GIVEN TASK
Repeat the full listing, word for word.

---+---

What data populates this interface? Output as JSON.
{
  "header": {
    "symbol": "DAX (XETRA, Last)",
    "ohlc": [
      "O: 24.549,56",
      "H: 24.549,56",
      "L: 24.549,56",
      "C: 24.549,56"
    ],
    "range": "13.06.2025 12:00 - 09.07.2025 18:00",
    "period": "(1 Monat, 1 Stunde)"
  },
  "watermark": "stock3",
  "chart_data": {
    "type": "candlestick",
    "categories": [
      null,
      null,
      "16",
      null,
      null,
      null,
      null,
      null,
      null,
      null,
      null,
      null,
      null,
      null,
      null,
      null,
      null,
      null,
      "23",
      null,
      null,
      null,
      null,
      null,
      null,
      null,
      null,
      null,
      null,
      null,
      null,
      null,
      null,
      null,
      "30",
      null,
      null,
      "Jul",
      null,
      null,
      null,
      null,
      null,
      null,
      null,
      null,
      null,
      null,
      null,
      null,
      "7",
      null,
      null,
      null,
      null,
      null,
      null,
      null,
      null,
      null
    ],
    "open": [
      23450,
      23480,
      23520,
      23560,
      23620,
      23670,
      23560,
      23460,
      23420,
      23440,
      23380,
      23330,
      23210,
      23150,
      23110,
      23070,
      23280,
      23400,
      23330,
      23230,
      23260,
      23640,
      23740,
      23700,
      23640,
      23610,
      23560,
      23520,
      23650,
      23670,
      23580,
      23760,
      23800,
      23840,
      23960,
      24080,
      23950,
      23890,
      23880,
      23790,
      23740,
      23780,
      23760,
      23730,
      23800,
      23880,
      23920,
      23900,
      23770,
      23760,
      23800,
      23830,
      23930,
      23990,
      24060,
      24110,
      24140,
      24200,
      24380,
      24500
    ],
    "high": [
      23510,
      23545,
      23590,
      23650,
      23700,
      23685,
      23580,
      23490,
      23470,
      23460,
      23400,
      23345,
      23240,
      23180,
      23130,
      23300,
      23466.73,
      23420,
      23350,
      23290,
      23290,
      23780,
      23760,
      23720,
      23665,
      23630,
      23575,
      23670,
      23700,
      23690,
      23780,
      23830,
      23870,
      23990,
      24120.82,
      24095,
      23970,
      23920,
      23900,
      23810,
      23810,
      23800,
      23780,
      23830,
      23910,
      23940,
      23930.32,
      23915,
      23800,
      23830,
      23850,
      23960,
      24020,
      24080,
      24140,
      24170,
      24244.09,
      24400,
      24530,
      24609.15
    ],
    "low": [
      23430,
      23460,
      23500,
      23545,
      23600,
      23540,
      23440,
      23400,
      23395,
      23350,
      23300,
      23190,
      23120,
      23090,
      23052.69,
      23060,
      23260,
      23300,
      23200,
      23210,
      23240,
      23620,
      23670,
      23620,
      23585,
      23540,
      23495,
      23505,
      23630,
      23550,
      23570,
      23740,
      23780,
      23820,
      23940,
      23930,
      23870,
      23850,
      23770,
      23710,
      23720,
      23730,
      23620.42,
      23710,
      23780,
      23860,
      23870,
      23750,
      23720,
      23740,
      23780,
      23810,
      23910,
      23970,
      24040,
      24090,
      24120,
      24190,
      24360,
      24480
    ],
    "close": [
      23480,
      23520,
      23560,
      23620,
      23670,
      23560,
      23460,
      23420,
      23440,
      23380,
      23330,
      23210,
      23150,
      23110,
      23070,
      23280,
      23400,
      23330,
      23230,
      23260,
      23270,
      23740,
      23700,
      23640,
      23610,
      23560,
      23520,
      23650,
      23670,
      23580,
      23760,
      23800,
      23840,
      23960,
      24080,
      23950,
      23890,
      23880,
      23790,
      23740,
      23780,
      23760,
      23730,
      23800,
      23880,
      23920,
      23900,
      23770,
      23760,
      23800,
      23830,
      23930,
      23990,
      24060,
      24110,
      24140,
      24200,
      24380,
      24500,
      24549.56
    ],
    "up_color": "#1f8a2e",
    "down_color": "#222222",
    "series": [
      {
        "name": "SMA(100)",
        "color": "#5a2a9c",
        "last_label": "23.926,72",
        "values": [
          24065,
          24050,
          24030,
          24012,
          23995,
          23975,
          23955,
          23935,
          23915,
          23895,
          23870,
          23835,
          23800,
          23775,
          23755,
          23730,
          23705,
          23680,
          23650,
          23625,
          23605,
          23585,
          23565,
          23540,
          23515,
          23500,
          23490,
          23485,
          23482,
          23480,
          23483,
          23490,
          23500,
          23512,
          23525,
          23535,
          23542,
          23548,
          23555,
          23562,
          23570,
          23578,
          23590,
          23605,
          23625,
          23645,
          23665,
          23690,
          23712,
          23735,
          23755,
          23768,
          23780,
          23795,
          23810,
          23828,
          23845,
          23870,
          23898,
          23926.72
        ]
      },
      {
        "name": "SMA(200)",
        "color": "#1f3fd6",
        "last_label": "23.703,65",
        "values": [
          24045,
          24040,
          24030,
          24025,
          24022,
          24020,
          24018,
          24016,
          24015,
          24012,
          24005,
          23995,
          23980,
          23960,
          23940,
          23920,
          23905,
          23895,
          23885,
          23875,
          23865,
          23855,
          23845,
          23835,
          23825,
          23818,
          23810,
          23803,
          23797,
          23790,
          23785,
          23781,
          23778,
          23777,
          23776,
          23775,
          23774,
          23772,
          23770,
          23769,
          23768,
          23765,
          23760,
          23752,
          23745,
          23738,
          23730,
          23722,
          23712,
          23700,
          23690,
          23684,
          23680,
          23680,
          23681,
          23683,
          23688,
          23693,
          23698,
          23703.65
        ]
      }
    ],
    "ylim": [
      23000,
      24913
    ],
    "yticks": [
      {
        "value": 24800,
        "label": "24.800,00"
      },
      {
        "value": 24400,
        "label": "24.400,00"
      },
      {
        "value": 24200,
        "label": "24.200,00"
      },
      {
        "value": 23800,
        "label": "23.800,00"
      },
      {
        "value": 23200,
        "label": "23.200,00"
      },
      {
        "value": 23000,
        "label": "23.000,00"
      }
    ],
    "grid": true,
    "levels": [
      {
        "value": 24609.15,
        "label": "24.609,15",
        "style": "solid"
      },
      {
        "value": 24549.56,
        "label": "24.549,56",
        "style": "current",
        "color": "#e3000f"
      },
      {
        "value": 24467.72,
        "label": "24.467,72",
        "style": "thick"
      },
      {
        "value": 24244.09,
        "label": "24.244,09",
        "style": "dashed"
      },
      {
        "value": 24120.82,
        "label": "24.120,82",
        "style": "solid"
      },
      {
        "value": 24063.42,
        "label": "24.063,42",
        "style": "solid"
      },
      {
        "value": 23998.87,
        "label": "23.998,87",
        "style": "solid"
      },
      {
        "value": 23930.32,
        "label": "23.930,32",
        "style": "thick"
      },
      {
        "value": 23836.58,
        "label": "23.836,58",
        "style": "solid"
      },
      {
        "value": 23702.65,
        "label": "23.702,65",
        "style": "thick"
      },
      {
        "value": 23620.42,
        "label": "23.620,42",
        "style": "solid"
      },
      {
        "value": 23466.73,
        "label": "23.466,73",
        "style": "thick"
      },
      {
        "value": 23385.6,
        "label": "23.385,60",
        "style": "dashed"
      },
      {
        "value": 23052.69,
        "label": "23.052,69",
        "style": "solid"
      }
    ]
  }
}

---+---

FULL SOLUTION
What data populates this interface? Output as JSON.
{
  "header": {
    "symbol": "DAX (XETRA, Last)",
    "ohlc": [
      "O: 24.549,56",
      "H: 24.549,56",
      "L: 24.549,56",
      "C: 24.549,56"
    ],
    "range": "13.06.2025 12:00 - 09.07.2025 18:00",
    "period": "(1 Monat, 1 Stunde)"
  },
  "watermark": "stock3",
  "chart_data": {
    "type": "candlestick",
    "categories": [
      null,
      null,
      "16",
      null,
      null,
      null,
      null,
      null,
      null,
      null,
      null,
      null,
      null,
      null,
      null,
      null,
      null,
      null,
      "23",
      null,
      null,
      null,
      null,
      null,
      null,
      null,
      null,
      null,
      null,
      null,
      null,
      null,
      null,
      null,
      "30",
      null,
      null,
      "Jul",
      null,
      null,
      null,
      null,
      null,
      null,
      null,
      null,
      null,
      null,
      null,
      null,
      "7",
      null,
      null,
      null,
      null,
      null,
      null,
      null,
      null,
      null
    ],
    "open": [
      23450,
      23480,
      23520,
      23560,
      23620,
      23670,
      23560,
      23460,
      23420,
      23440,
      23380,
      23330,
      23210,
      23150,
      23110,
      23070,
      23280,
      23400,
      23330,
      23230,
      23260,
      23640,
      23740,
      23700,
      23640,
      23610,
      23560,
      23520,
      23650,
      23670,
      23580,
      23760,
      23800,
      23840,
      23960,
      24080,
      23950,
      23890,
      23880,
      23790,
      23740,
      23780,
      23760,
      23730,
      23800,
      23880,
      23920,
      23900,
      23770,
      23760,
      23800,
      23830,
      23930,
      23990,
      24060,
      24110,
      24140,
      24200,
      24380,
      24500
    ],
    "high": [
      23510,
      23545,
      23590,
      23650,
      23700,
      23685,
      23580,
      23490,
      23470,
      23460,
      23400,
      23345,
      23240,
      23180,
      23130,
      23300,
      23466.73,
      23420,
      23350,
      23290,
      23290,
      23780,
      23760,
      23720,
      23665,
      23630,
      23575,
      23670,
      23700,
      23690,
      23780,
      23830,
      23870,
      23990,
      24120.82,
      24095,
      23970,
      23920,
      23900,
      23810,
      23810,
      23800,
      23780,
      23830,
      23910,
      23940,
      23930.32,
      23915,
      23800,
      23830,
      23850,
      23960,
      24020,
      24080,
      24140,
      24170,
      24244.09,
      24400,
      24530,
      24609.15
    ],
    "low": [
      23430,
      23460,
      23500,
      23545,
      23600,
      23540,
      23440,
      23400,
      23395,
      23350,
      23300,
      23190,
      23120,
      23090,
      23052.69,
      23060,
      23260,
      23300,
      23200,
      23210,
      23240,
      23620,
      23670,
      23620,
      23585,
      23540,
      23495,
      23505,
      23630,
      23550,
      23570,
      23740,
      23780,
      23820,
      23940,
      23930,
      23870,
      23850,
      23770,
      23710,
      23720,
      23730,
      23620.42,
      23710,
      23780,
      23860,
      23870,
      23750,
      23720,
      23740,
      23780,
      23810,
      23910,
      23970,
      24040,
      24090,
      24120,
      24190,
      24360,
      24480
    ],
    "close": [
      23480,
      23520,
      23560,
      23620,
      23670,
      23560,
      23460,
      23420,
      23440,
      23380,
      23330,
      23210,
      23150,
      23110,
      23070,
      23280,
      23400,
      23330,
      23230,
      23260,
      23270,
      23740,
      23700,
      23640,
      23610,
      23560,
      23520,
      23650,
      23670,
      23580,
      23760,
      23800,
      23840,
      23960,
      24080,
      23950,
      23890,
      23880,
      23790,
      23740,
      23780,
      23760,
      23730,
      23800,
      23880,
      23920,
      23900,
      23770,
      23760,
      23800,
      23830,
      23930,
      23990,
      24060,
      24110,
      24140,
      24200,
      24380,
      24500,
      24549.56
    ],
    "up_color": "#1f8a2e",
    "down_color": "#222222",
    "series": [
      {
        "name": "SMA(100)",
        "color": "#5a2a9c",
        "last_label": "23.926,72",
        "values": [
          24065,
          24050,
          24030,
          24012,
          23995,
          23975,
          23955,
          23935,
          23915,
          23895,
          23870,
          23835,
          23800,
          23775,
          23755,
          23730,
          23705,
          23680,
          23650,
          23625,
          23605,
          23585,
          23565,
          23540,
          23515,
          23500,
          23490,
          23485,
          23482,
          23480,
          23483,
          23490,
          23500,
          23512,
          23525,
          23535,
          23542,
          23548,
          23555,
          23562,
          23570,
          23578,
          23590,
          23605,
          23625,
          23645,
          23665,
          23690,
          23712,
          23735,
          23755,
          23768,
          23780,
          23795,
          23810,
          23828,
          23845,
          23870,
          23898,
          23926.72
        ]
      },
      {
        "name": "SMA(200)",
        "color": "#1f3fd6",
        "last_label": "23.703,65",
        "values": [
          24045,
          24040,
          24030,
          24025,
          24022,
          24020,
          24018,
          24016,
          24015,
          24012,
          24005,
          23995,
          23980,
          23960,
          23940,
          23920,
          23905,
          23895,
          23885,
          23875,
          23865,
          23855,
          23845,
          23835,
          23825,
          23818,
          23810,
          23803,
          23797,
          23790,
          23785,
          23781,
          23778,
          23777,
          23776,
          23775,
          23774,
          23772,
          23770,
          23769,
          23768,
          23765,
          23760,
          23752,
          23745,
          23738,
          23730,
          23722,
          23712,
          23700,
          23690,
          23684,
          23680,
          23680,
          23681,
          23683,
          23688,
          23693,
          23698,
          23703.65
        ]
      }
    ],
    "ylim": [
      23000,
      24913
    ],
    "yticks": [
      {
        "value": 24800,
        "label": "24.800,00"
      },
      {
        "value": 24400,
        "label": "24.400,00"
      },
      {
        "value": 24200,
        "label": "24.200,00"
      },
      {
        "value": 23800,
        "label": "23.800,00"
      },
      {
        "value": 23200,
        "label": "23.200,00"
      },
      {
        "value": 23000,
        "label": "23.000,00"
      }
    ],
    "grid": true,
    "levels": [
      {
        "value": 24609.15,
        "label": "24.609,15",
        "style": "solid"
      },
      {
        "value": 24549.56,
        "label": "24.549,56",
        "style": "current",
        "color": "#e3000f"
      },
      {
        "value": 24467.72,
        "label": "24.467,72",
        "style": "thick"
      },
      {
        "value": 24244.09,
        "label": "24.244,09",
        "style": "dashed"
      },
      {
        "value": 24120.82,
        "label": "24.120,82",
        "style": "solid"
      },
      {
        "value": 24063.42,
        "label": "24.063,42",
        "style": "solid"
      },
      {
        "value": 23998.87,
        "label": "23.998,87",
        "style": "solid"
      },
      {
        "value": 23930.32,
        "label": "23.930,32",
        "style": "thick"
      },
      {
        "value": 23836.58,
        "label": "23.836,58",
        "style": "solid"
      },
      {
        "value": 23702.65,
        "label": "23.702,65",
        "style": "thick"
      },
      {
        "value": 23620.42,
        "label": "23.620,42",
        "style": "solid"
      },
      {
        "value": 23466.73,
        "label": "23.466,73",
        "style": "thick"
      },
      {
        "value": 23385.6,
        "label": "23.385,60",
        "style": "dashed"
      },
      {
        "value": 23052.69,
        "label": "23.052,69",
        "style": "solid"
      }
    ]
  }
}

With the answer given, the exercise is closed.